PROBLEM - Find each line with "Aplicaciones" and copy it.

++++++

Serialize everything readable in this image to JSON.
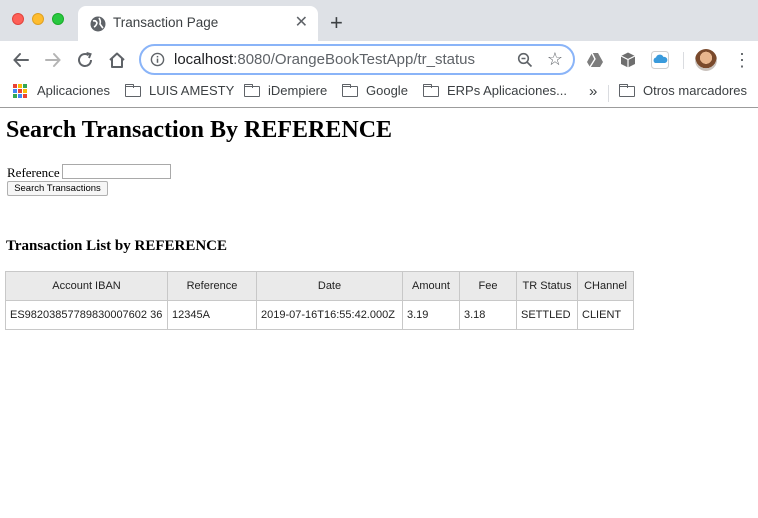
{
  "browser": {
    "tab_title": "Transaction Page",
    "new_tab_symbol": "+",
    "url_host": "localhost",
    "url_rest": ":8080/OrangeBookTestApp/tr_status",
    "bookmarks": {
      "apps": "Aplicaciones",
      "items": [
        "LUIS AMESTY",
        "iDempiere",
        "Google",
        "ERPs Aplicaciones..."
      ],
      "overflow": "»",
      "other": "Otros marcadores"
    }
  },
  "page": {
    "title": "Search Transaction By REFERENCE",
    "reference_label": "Reference",
    "reference_value": "",
    "search_button": "Search Transactions",
    "list_title": "Transaction List by REFERENCE",
    "table": {
      "columns": [
        "Account IBAN",
        "Reference",
        "Date",
        "Amount",
        "Fee",
        "TR Status",
        "CHannel"
      ],
      "rows": [
        [
          "ES98203857789830007602 36",
          "12345A",
          "2019-07-16T16:55:42.000Z",
          "3.19",
          "3.18",
          "SETTLED",
          "CLIENT"
        ]
      ]
    }
  },
  "colors": {
    "tabbar_bg": "#dee1e6",
    "omnibox_focus": "#8ab4f8",
    "table_header_bg": "#eaeaea"
  }
}
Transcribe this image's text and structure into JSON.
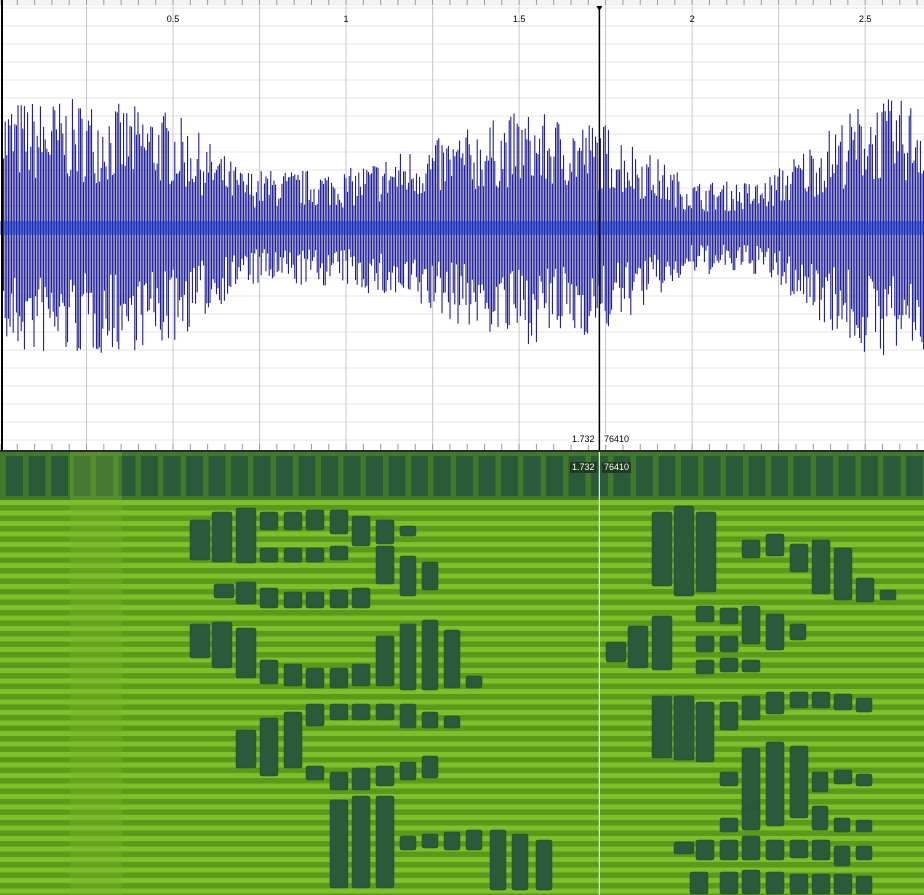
{
  "timeline": {
    "tick_labels": [
      "0.5",
      "1",
      "1.5",
      "2",
      "2.5"
    ],
    "tick_values": [
      0.5,
      1.0,
      1.5,
      2.0,
      2.5
    ],
    "visible_range_seconds": [
      0,
      2.67
    ]
  },
  "cursor": {
    "time_label": "1.732",
    "sample_label": "76410",
    "time_seconds": 1.732
  },
  "colors": {
    "waveform": "#0a0a8a",
    "waveform_core": "#1a3acc",
    "grid": "#c8c8c8",
    "spectrogram_bg": "#5a9a1a",
    "spectrogram_stripe": "#7fbf2a",
    "spectrogram_block": "#2a5a3a",
    "cursor_line": "#000000"
  },
  "waveform": {
    "envelope_keyframes_seconds": [
      0,
      0.25,
      0.5,
      0.7,
      1.0,
      1.2,
      1.5,
      1.75,
      2.0,
      2.2,
      2.5,
      2.67
    ],
    "envelope_levels": [
      0.55,
      0.55,
      0.5,
      0.25,
      0.25,
      0.35,
      0.5,
      0.45,
      0.2,
      0.2,
      0.55,
      0.55
    ]
  }
}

++++++

RESPONSE BELOW -
      "apps": "Aplicaciones",
        "ERPs Aplicaciones..."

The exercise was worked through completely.